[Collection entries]

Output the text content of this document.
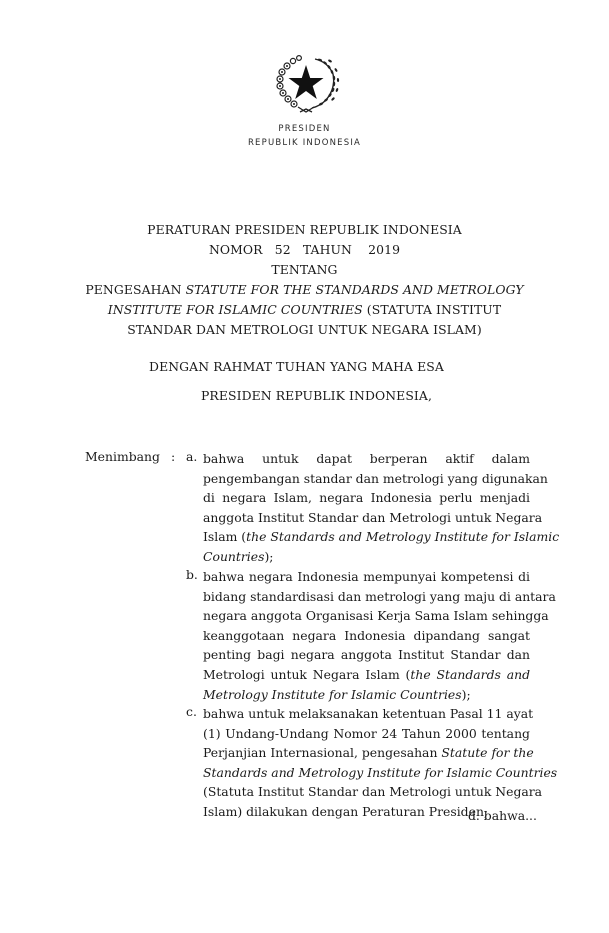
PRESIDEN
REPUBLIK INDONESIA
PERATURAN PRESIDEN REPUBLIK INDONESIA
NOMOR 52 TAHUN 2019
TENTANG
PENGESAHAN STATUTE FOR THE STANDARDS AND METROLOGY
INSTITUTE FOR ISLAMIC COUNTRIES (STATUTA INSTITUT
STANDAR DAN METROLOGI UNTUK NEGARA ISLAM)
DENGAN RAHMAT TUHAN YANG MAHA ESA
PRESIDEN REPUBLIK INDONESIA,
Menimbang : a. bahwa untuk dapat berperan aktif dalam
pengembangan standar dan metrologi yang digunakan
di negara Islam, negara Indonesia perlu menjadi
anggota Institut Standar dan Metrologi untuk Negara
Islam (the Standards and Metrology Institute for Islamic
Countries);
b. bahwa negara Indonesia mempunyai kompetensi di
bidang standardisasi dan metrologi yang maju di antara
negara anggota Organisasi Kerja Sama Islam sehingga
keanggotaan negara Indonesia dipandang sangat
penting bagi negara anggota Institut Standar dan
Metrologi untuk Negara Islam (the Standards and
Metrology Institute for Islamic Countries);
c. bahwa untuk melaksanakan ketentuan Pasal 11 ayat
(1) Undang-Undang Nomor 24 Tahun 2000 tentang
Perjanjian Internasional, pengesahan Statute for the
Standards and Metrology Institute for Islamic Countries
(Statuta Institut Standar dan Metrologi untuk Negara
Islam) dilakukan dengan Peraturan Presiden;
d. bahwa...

WHAT THIS TASK INVOLVES
The records above need to be given again exactly. Omit the pictures.

CORRECT RESULT
Output the text content of this document.
PRESIDEN
REPUBLIK INDONESIA
PERATURAN PRESIDEN REPUBLIK INDONESIA
NOMOR 52 TAHUN 2019
TENTANG
PENGESAHAN STATUTE FOR THE STANDARDS AND METROLOGY
INSTITUTE FOR ISLAMIC COUNTRIES (STATUTA INSTITUT
STANDAR DAN METROLOGI UNTUK NEGARA ISLAM)
DENGAN RAHMAT TUHAN YANG MAHA ESA
PRESIDEN REPUBLIK INDONESIA,
Menimbang : a. bahwa untuk dapat berperan aktif dalam
pengembangan standar dan metrologi yang digunakan
di negara Islam, negara Indonesia perlu menjadi
anggota Institut Standar dan Metrologi untuk Negara
Islam (the Standards and Metrology Institute for Islamic
Countries);
b. bahwa negara Indonesia mempunyai kompetensi di
bidang standardisasi dan metrologi yang maju di antara
negara anggota Organisasi Kerja Sama Islam sehingga
keanggotaan negara Indonesia dipandang sangat
penting bagi negara anggota Institut Standar dan
Metrologi untuk Negara Islam (the Standards and
Metrology Institute for Islamic Countries);
c. bahwa untuk melaksanakan ketentuan Pasal 11 ayat
(1) Undang-Undang Nomor 24 Tahun 2000 tentang
Perjanjian Internasional, pengesahan Statute for the
Standards and Metrology Institute for Islamic Countries
(Statuta Institut Standar dan Metrologi untuk Negara
Islam) dilakukan dengan Peraturan Presiden;
d. bahwa...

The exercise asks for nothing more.